-- Figure record listings --
....

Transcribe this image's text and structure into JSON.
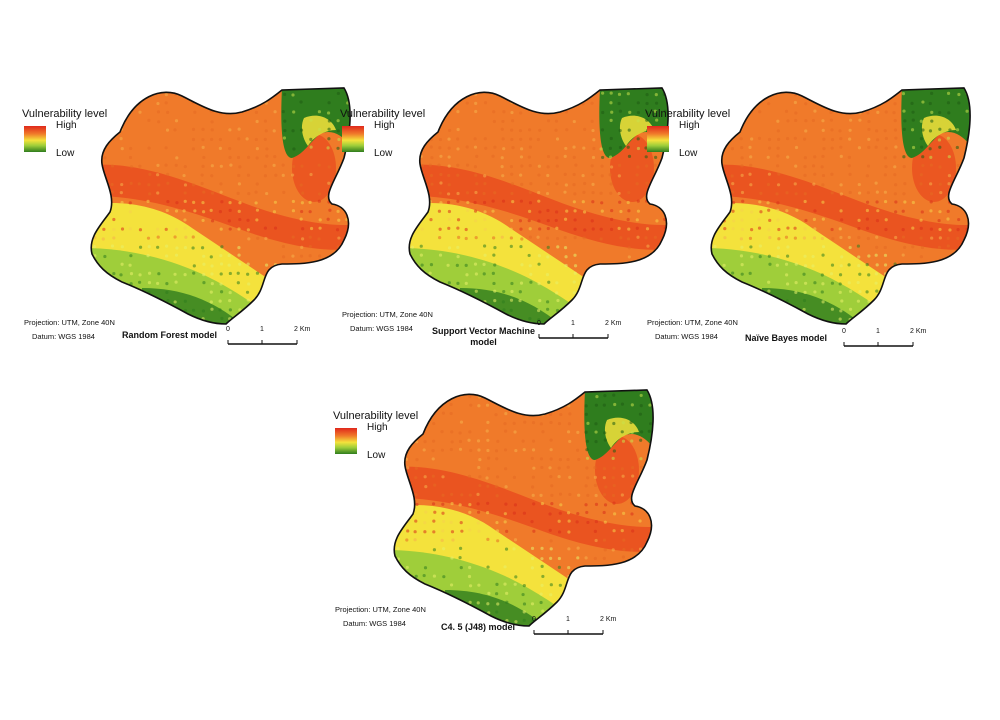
{
  "legend": {
    "title": "Vulnerability level",
    "high": "High",
    "low": "Low"
  },
  "projection": "Projection: UTM, Zone 40N",
  "datum": "Datum: WGS 1984",
  "scale": {
    "ticks": [
      "0",
      "1",
      "2 Km"
    ]
  },
  "colors": {
    "high": "#e0281c",
    "mid_high": "#f07a2a",
    "mid": "#f4e23c",
    "mid_low": "#9fce3a",
    "low": "#2f7d1e"
  },
  "panels": [
    {
      "title_line1": "Random Forest model",
      "title_line2": ""
    },
    {
      "title_line1": "Support Vector Machine",
      "title_line2": "model"
    },
    {
      "title_line1": "Naïve Bayes model",
      "title_line2": ""
    },
    {
      "title_line1": "C4. 5 (J48) model",
      "title_line2": ""
    }
  ]
}
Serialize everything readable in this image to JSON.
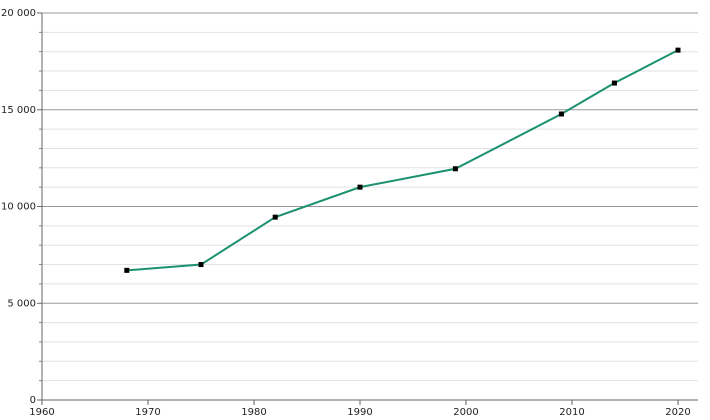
{
  "chart_data": {
    "type": "line",
    "x": [
      1968,
      1975,
      1982,
      1990,
      1999,
      2009,
      2014,
      2020
    ],
    "series": [
      {
        "color": "#1b9170",
        "marker_color": "#000000",
        "values": [
          6700,
          7000,
          9450,
          11000,
          11950,
          14780,
          16380,
          18080
        ]
      }
    ],
    "xlim": [
      1960,
      2020
    ],
    "xticks": [
      1960,
      1970,
      1980,
      1990,
      2000,
      2010,
      2020
    ],
    "ylim": [
      0,
      20000
    ],
    "yticks": [
      0,
      {
        "value": 5000,
        "label": "5 000"
      },
      {
        "value": 10000,
        "label": "10 000"
      },
      {
        "value": 15000,
        "label": "15 000"
      },
      {
        "value": 20000,
        "label": "20 000"
      }
    ],
    "yminorticks": [
      1000,
      2000,
      3000,
      4000,
      6000,
      7000,
      8000,
      9000,
      11000,
      12000,
      13000,
      14000,
      16000,
      17000,
      18000,
      19000
    ],
    "grid": true
  }
}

....

-- Directions --
Select every line in the material above where the string "model" occurs, and copy it.

-- In response --
      "title_line1": "Random Forest model",
      "title_line2": "model"
      "title_line1": "Naïve Bayes model",
      "title_line1": "C4. 5 (J48) model",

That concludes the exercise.